Identify every line in the records below that contains the word "Daily", and copy each of those lines.

==== Data for this task ====

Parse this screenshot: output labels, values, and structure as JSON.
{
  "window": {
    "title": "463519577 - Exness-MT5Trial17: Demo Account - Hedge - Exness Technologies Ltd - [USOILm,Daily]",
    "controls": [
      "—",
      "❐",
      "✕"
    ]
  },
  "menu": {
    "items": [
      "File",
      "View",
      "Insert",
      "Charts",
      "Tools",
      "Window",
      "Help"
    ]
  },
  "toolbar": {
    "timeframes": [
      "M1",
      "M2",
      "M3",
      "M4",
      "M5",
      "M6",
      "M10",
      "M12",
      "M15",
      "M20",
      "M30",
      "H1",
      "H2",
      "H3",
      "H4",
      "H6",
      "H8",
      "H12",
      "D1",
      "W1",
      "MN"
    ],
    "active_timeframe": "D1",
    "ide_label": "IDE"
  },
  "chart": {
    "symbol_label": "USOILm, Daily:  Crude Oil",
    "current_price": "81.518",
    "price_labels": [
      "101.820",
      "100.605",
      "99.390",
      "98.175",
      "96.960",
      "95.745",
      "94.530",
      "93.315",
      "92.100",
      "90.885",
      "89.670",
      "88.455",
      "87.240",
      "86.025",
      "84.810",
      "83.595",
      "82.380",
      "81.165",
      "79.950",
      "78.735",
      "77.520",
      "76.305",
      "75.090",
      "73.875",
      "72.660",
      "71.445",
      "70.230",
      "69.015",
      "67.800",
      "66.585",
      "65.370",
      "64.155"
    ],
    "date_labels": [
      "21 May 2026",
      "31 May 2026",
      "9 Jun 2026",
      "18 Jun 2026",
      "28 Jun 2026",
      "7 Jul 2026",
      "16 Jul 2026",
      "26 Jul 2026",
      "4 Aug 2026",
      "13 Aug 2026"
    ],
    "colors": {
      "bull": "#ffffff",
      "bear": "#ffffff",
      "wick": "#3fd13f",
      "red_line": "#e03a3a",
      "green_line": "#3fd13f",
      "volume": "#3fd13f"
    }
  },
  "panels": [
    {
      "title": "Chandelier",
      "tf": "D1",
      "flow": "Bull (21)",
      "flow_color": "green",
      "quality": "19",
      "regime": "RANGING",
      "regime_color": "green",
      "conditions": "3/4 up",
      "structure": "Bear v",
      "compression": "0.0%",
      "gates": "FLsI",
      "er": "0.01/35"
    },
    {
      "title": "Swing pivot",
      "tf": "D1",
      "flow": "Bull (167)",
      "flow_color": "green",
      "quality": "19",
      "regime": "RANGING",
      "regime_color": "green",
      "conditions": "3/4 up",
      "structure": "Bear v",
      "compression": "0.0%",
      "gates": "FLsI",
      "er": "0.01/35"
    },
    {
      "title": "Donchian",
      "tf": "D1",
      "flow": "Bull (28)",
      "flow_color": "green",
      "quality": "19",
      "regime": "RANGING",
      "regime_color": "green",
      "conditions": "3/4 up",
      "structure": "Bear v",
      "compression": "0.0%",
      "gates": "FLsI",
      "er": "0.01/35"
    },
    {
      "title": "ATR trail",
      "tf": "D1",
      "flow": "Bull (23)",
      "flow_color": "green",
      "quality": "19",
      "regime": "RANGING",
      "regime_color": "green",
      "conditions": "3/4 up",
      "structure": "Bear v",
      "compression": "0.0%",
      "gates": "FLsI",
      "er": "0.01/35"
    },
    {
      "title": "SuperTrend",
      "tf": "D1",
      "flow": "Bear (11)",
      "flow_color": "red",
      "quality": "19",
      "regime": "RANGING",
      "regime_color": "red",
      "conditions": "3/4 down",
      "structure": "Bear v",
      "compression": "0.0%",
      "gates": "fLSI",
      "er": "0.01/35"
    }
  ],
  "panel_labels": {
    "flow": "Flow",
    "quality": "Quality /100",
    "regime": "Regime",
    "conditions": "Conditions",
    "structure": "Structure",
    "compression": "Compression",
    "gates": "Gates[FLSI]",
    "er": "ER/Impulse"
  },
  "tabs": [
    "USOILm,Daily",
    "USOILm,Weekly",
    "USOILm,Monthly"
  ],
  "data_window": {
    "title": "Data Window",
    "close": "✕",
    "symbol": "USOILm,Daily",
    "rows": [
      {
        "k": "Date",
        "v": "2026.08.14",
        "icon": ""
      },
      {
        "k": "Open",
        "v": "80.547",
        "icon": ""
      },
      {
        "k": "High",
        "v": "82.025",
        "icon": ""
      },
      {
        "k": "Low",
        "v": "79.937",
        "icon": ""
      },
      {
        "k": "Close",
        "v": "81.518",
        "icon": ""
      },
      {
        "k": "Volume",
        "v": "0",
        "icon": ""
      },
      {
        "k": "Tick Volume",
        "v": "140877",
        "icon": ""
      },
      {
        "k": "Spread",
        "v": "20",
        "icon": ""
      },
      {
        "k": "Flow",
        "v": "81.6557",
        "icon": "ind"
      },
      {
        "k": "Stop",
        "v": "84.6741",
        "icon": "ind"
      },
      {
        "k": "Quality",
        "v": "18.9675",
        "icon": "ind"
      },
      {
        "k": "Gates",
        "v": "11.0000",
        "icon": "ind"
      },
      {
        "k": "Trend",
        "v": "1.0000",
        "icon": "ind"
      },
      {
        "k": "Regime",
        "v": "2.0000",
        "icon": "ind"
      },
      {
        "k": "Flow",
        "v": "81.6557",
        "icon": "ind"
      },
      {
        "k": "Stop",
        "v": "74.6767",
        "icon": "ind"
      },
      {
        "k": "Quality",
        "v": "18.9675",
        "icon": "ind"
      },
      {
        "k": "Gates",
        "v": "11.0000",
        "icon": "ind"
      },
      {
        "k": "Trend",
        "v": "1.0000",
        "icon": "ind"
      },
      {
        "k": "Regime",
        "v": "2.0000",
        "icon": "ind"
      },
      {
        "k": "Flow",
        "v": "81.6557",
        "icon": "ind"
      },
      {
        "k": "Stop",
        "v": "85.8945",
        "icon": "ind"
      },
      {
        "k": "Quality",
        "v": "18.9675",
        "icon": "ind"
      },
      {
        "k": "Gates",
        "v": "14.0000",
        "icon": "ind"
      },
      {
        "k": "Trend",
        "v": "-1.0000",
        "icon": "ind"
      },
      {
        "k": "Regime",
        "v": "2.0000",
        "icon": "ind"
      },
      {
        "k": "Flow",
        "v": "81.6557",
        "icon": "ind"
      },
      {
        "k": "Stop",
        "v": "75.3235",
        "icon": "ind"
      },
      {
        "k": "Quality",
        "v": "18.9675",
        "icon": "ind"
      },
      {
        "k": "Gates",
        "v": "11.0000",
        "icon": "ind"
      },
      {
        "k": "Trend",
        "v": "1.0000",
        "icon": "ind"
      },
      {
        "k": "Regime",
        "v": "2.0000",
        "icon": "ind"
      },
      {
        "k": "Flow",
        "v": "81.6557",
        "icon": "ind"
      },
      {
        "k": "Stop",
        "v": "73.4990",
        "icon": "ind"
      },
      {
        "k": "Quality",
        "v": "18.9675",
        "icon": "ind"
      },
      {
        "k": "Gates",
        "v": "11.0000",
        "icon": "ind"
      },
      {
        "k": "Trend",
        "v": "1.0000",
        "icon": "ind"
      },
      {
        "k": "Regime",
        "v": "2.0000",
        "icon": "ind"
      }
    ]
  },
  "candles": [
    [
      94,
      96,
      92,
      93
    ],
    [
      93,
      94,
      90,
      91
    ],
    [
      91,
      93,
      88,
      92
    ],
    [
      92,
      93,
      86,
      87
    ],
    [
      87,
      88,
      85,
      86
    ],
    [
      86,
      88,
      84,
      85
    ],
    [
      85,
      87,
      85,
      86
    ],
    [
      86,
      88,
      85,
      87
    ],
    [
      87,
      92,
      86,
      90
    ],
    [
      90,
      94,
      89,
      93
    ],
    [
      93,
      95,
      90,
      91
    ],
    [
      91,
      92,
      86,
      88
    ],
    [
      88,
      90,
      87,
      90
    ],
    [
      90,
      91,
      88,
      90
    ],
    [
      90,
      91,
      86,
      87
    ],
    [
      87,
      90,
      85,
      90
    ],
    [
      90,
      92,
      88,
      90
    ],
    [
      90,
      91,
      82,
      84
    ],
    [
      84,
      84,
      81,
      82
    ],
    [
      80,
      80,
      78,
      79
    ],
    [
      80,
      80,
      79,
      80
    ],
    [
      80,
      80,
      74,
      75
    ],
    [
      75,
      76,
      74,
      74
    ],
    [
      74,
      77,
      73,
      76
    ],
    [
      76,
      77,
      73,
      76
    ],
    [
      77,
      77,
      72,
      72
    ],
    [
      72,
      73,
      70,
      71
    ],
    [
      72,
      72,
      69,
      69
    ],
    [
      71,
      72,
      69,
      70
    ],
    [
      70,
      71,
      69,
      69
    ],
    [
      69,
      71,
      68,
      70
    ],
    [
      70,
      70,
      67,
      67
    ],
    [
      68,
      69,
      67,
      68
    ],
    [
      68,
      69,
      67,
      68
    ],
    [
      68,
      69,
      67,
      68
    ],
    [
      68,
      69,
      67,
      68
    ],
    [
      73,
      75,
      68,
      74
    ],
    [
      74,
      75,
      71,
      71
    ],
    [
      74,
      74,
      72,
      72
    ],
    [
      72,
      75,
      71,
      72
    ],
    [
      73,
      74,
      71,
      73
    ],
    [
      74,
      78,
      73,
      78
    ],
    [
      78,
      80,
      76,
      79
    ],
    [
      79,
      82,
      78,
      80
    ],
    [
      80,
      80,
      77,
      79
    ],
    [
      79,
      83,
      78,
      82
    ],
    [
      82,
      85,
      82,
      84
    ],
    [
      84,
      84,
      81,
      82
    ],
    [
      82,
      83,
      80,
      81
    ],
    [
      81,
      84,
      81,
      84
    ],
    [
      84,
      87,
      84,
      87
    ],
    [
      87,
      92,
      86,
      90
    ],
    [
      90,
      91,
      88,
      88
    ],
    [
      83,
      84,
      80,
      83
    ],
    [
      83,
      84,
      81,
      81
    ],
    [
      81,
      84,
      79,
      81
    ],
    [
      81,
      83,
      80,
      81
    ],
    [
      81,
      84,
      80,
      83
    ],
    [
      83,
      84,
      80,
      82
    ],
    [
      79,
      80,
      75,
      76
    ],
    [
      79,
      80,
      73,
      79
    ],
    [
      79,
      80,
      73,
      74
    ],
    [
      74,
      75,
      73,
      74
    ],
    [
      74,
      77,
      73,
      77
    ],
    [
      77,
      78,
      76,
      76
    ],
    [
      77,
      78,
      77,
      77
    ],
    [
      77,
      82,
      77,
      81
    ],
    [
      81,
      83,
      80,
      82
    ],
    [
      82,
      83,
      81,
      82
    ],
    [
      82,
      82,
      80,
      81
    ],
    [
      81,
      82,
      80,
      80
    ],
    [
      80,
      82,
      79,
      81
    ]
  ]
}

====

▸ Final result
    "title": "463519577 - Exness-MT5Trial17: Demo Account - Hedge - Exness Technologies Ltd - [USOILm,Daily]",
    "symbol_label": "USOILm, Daily:  Crude Oil",
    "USOILm,Daily",
    "symbol": "USOILm,Daily",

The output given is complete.